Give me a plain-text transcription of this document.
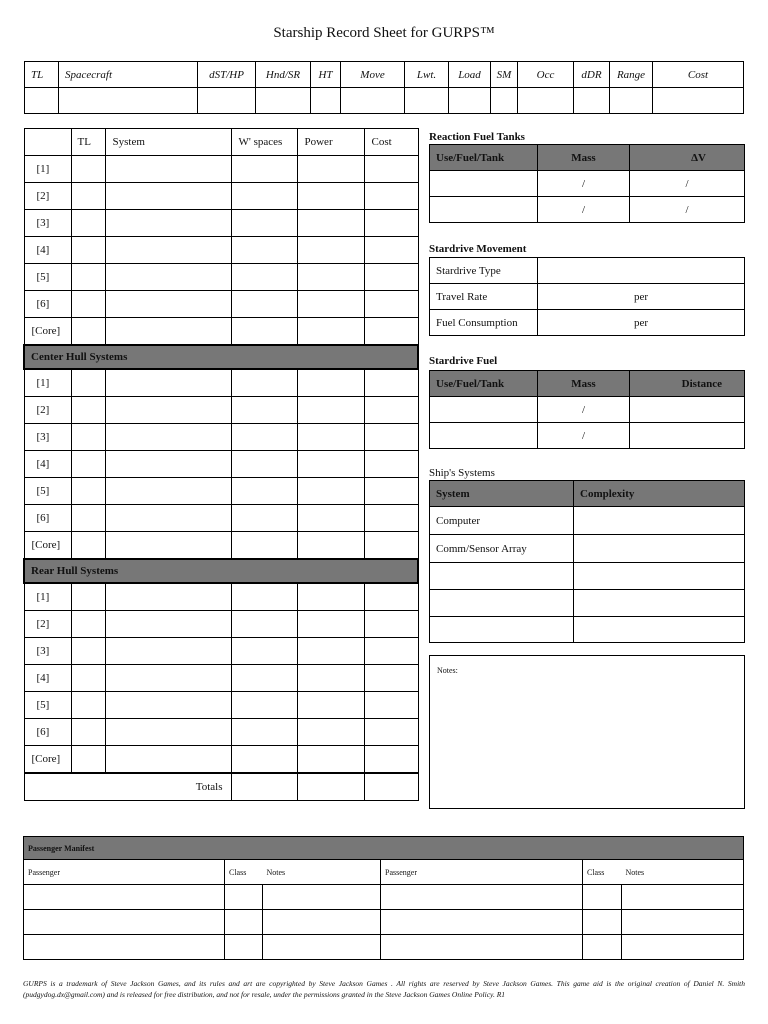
Starship Record Sheet for GURPS™
TL	Spacecraft	dST/HP	Hnd/SR	HT	Move	Lwt.	Load	SM	Occ	dDR	Range	Cost

	TL	System	W' spaces	Power	Cost
[1]					
[2]					
[3]					
[4]					
[5]					
[6]					
[Core]					
Center Hull Systems					
[1]					
[2]					
[3]					
[4]					
[5]					
[6]					
[Core]					
Rear Hull Systems					
[1]					
[2]					
[3]					
[4]					
[5]					
[6]					
[Core]					
Totals					
Reaction Fuel Tanks
Use/Fuel/Tank	Mass	ΔV
	/	/
	/	/
Stardrive Movement
Stardrive Type	
Travel Rate	per
Fuel Consumption	per
Stardrive Fuel
Use/Fuel/Tank	Mass	Distance
	/	
	/	
Ship's Systems
System	Complexity
Computer	
Comm/Sensor Array	

Notes:
Passenger Manifest					
Passenger	Class	Notes	Passenger	Class	Notes

GURPS is a trademark of Steve Jackson Games, and its rules and art are copyrighted by Steve Jackson Games . All rights are reserved by Steve Jackson Games. This game aid is the original creation of Daniel N. Smith (pudgydog.dx@gmail.com) and is released for free distribution, and not for resale, under the permissions granted in the Steve Jackson Games Online Policy. R1
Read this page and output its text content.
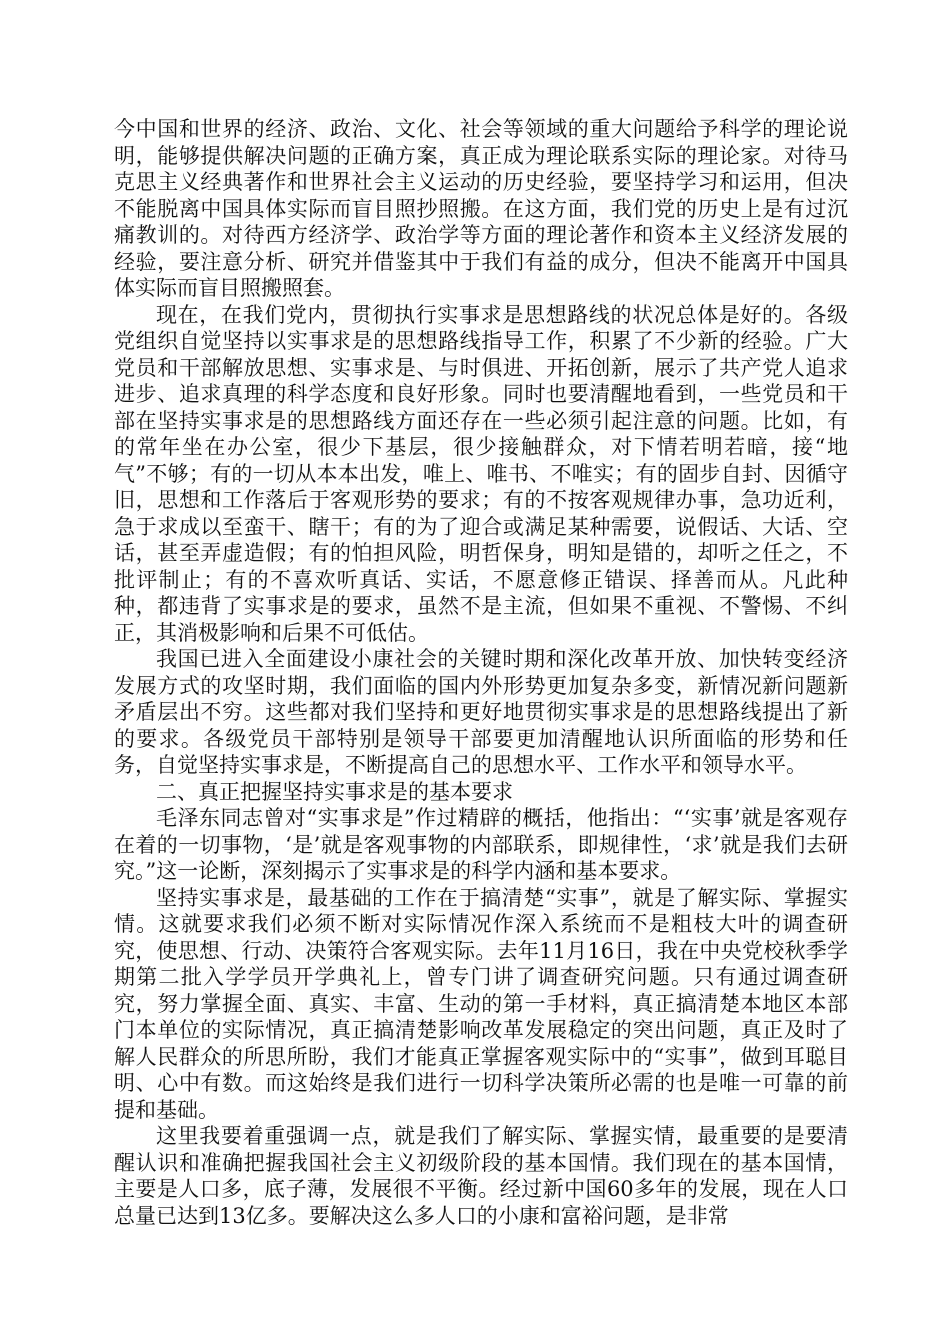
今中国和世界的经济、政治、文化、社会等领域的重大问题给予科学的理论说明，能够提供解决问题的正确方案，真正成为理论联系实际的理论家。对待马克思主义经典著作和世界社会主义运动的历史经验，要坚持学习和运用，但决不能脱离中国具体实际而盲目照抄照搬。在这方面，我们党的历史上是有过沉痛教训的。对待西方经济学、政治学等方面的理论著作和资本主义经济发展的经验，要注意分析、研究并借鉴其中于我们有益的成分，但决不能离开中国具体实际而盲目照搬照套。

现在，在我们党内，贯彻执行实事求是思想路线的状况总体是好的。各级党组织自觉坚持以实事求是的思想路线指导工作，积累了不少新的经验。广大党员和干部解放思想、实事求是、与时俱进、开拓创新，展示了共产党人追求进步、追求真理的科学态度和良好形象。同时也要清醒地看到，一些党员和干部在坚持实事求是的思想路线方面还存在一些必须引起注意的问题。比如，有的常年坐在办公室，很少下基层，很少接触群众，对下情若明若暗，接“地气”不够；有的一切从本本出发，唯上、唯书、不唯实；有的固步自封、因循守旧，思想和工作落后于客观形势的要求；有的不按客观规律办事，急功近利，急于求成以至蛮干、瞎干；有的为了迎合或满足某种需要，说假话、大话、空话，甚至弄虚造假；有的怕担风险，明哲保身，明知是错的，却听之任之，不批评制止；有的不喜欢听真话、实话，不愿意修正错误、择善而从。凡此种种，都违背了实事求是的要求，虽然不是主流，但如果不重视、不警惕、不纠正，其消极影响和后果不可低估。

我国已进入全面建设小康社会的关键时期和深化改革开放、加快转变经济发展方式的攻坚时期，我们面临的国内外形势更加复杂多变，新情况新问题新矛盾层出不穷。这些都对我们坚持和更好地贯彻实事求是的思想路线提出了新的要求。各级党员干部特别是领导干部要更加清醒地认识所面临的形势和任务，自觉坚持实事求是，不断提高自己的思想水平、工作水平和领导水平。

二、真正把握坚持实事求是的基本要求

毛泽东同志曾对“实事求是”作过精辟的概括，他指出：“‘实事’就是客观存在着的一切事物，‘是’就是客观事物的内部联系，即规律性，‘求’就是我们去研究。”这一论断，深刻揭示了实事求是的科学内涵和基本要求。

坚持实事求是，最基础的工作在于搞清楚“实事”，就是了解实际、掌握实情。这就要求我们必须不断对实际情况作深入系统而不是粗枝大叶的调查研究，使思想、行动、决策符合客观实际。去年11月16日，我在中央党校秋季学期第二批入学学员开学典礼上，曾专门讲了调查研究问题。只有通过调查研究，努力掌握全面、真实、丰富、生动的第一手材料，真正搞清楚本地区本部门本单位的实际情况，真正搞清楚影响改革发展稳定的突出问题，真正及时了解人民群众的所思所盼，我们才能真正掌握客观实际中的“实事”，做到耳聪目明、心中有数。而这始终是我们进行一切科学决策所必需的也是唯一可靠的前提和基础。

这里我要着重强调一点，就是我们了解实际、掌握实情，最重要的是要清醒认识和准确把握我国社会主义初级阶段的基本国情。我们现在的基本国情，主要是人口多，底子薄，发展很不平衡。经过新中国60多年的发展，现在人口总量已达到13亿多。要解决这么多人口的小康和富裕问题，是非常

# # # #

→ **EXERCISE OBJECTIVE**
Print out the material word for word, omitting the pictures.

→ **EXERCISE SOLUTION**
Give me a plain-text transcription of this document.
Starship Record Sheet for GURPS™
TL	Spacecraft	dST/HP	Hnd/SR	HT	Move	Lwt.	Load	SM	Occ	dDR	Range	Cost

	TL	System	W' spaces	Power	Cost
[1]					
[2]					
[3]					
[4]					
[5]					
[6]					
[Core]					
Center Hull Systems					
[1]					
[2]					
[3]					
[4]					
[5]					
[6]					
[Core]					
Rear Hull Systems					
[1]					
[2]					
[3]					
[4]					
[5]					
[6]					
[Core]					
Totals					
Reaction Fuel Tanks
Use/Fuel/Tank	Mass	ΔV
	/	/
	/	/
Stardrive Movement
Stardrive Type	
Travel Rate	per
Fuel Consumption	per
Stardrive Fuel
Use/Fuel/Tank	Mass	Distance
	/	
	/	
Ship's Systems
System	Complexity
Computer	
Comm/Sensor Array	

Notes:
Passenger Manifest					
Passenger	Class	Notes	Passenger	Class	Notes

GURPS is a trademark of Steve Jackson Games, and its rules and art are copyrighted by Steve Jackson Games . All rights are reserved by Steve Jackson Games. This game aid is the original creation of Daniel N. Smith (pudgydog.dx@gmail.com) and is released for free distribution, and not for resale, under the permissions granted in the Steve Jackson Games Online Policy. R1
Read this page and output its text content.
今中国和世界的经济、政治、文化、社会等领域的重大问题给予科学的理论说明，能够提供解决问题的正确方案，真正成为理论联系实际的理论家。对待马克思主义经典著作和世界社会主义运动的历史经验，要坚持学习和运用，但决不能脱离中国具体实际而盲目照抄照搬。在这方面，我们党的历史上是有过沉痛教训的。对待西方经济学、政治学等方面的理论著作和资本主义经济发展的经验，要注意分析、研究并借鉴其中于我们有益的成分，但决不能离开中国具体实际而盲目照搬照套。

现在，在我们党内，贯彻执行实事求是思想路线的状况总体是好的。各级党组织自觉坚持以实事求是的思想路线指导工作，积累了不少新的经验。广大党员和干部解放思想、实事求是、与时俱进、开拓创新，展示了共产党人追求进步、追求真理的科学态度和良好形象。同时也要清醒地看到，一些党员和干部在坚持实事求是的思想路线方面还存在一些必须引起注意的问题。比如，有的常年坐在办公室，很少下基层，很少接触群众，对下情若明若暗，接“地气”不够；有的一切从本本出发，唯上、唯书、不唯实；有的固步自封、因循守旧，思想和工作落后于客观形势的要求；有的不按客观规律办事，急功近利，急于求成以至蛮干、瞎干；有的为了迎合或满足某种需要，说假话、大话、空话，甚至弄虚造假；有的怕担风险，明哲保身，明知是错的，却听之任之，不批评制止；有的不喜欢听真话、实话，不愿意修正错误、择善而从。凡此种种，都违背了实事求是的要求，虽然不是主流，但如果不重视、不警惕、不纠正，其消极影响和后果不可低估。

我国已进入全面建设小康社会的关键时期和深化改革开放、加快转变经济发展方式的攻坚时期，我们面临的国内外形势更加复杂多变，新情况新问题新矛盾层出不穷。这些都对我们坚持和更好地贯彻实事求是的思想路线提出了新的要求。各级党员干部特别是领导干部要更加清醒地认识所面临的形势和任务，自觉坚持实事求是，不断提高自己的思想水平、工作水平和领导水平。

二、真正把握坚持实事求是的基本要求

毛泽东同志曾对“实事求是”作过精辟的概括，他指出：“‘实事’就是客观存在着的一切事物，‘是’就是客观事物的内部联系，即规律性，‘求’就是我们去研究。”这一论断，深刻揭示了实事求是的科学内涵和基本要求。

坚持实事求是，最基础的工作在于搞清楚“实事”，就是了解实际、掌握实情。这就要求我们必须不断对实际情况作深入系统而不是粗枝大叶的调查研究，使思想、行动、决策符合客观实际。去年11月16日，我在中央党校秋季学期第二批入学学员开学典礼上，曾专门讲了调查研究问题。只有通过调查研究，努力掌握全面、真实、丰富、生动的第一手材料，真正搞清楚本地区本部门本单位的实际情况，真正搞清楚影响改革发展稳定的突出问题，真正及时了解人民群众的所思所盼，我们才能真正掌握客观实际中的“实事”，做到耳聪目明、心中有数。而这始终是我们进行一切科学决策所必需的也是唯一可靠的前提和基础。

这里我要着重强调一点，就是我们了解实际、掌握实情，最重要的是要清醒认识和准确把握我国社会主义初级阶段的基本国情。我们现在的基本国情，主要是人口多，底子薄，发展很不平衡。经过新中国60多年的发展，现在人口总量已达到13亿多。要解决这么多人口的小康和富裕问题，是非常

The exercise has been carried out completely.